◆ SET TASK: Exactly as written, print each record in the listing.

==================================================

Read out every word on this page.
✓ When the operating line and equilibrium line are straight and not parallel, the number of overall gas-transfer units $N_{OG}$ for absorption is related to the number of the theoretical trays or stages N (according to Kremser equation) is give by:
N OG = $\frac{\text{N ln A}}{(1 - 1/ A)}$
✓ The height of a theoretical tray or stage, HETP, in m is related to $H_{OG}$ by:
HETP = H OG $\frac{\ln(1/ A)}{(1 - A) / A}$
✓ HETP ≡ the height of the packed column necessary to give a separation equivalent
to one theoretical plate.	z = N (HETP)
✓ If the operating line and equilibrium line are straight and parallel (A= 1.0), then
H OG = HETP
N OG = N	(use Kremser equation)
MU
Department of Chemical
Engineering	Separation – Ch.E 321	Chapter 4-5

==================================================

◆ SOLUTION TO THIS TASK:
Read out every word on this page.
✓ When the operating line and equilibrium line are straight and not parallel, the number of overall gas-transfer units $N_{OG}$ for absorption is related to the number of the theoretical trays or stages N (according to Kremser equation) is give by:
N OG = $\frac{\text{N ln A}}{(1 - 1/ A)}$
✓ The height of a theoretical tray or stage, HETP, in m is related to $H_{OG}$ by:
HETP = H OG $\frac{\ln(1/ A)}{(1 - A) / A}$
✓ HETP ≡ the height of the packed column necessary to give a separation equivalent
to one theoretical plate.	z = N (HETP)
✓ If the operating line and equilibrium line are straight and parallel (A= 1.0), then
H OG = HETP
N OG = N	(use Kremser equation)
MU
Department of Chemical
Engineering	Separation – Ch.E 321	Chapter 4-5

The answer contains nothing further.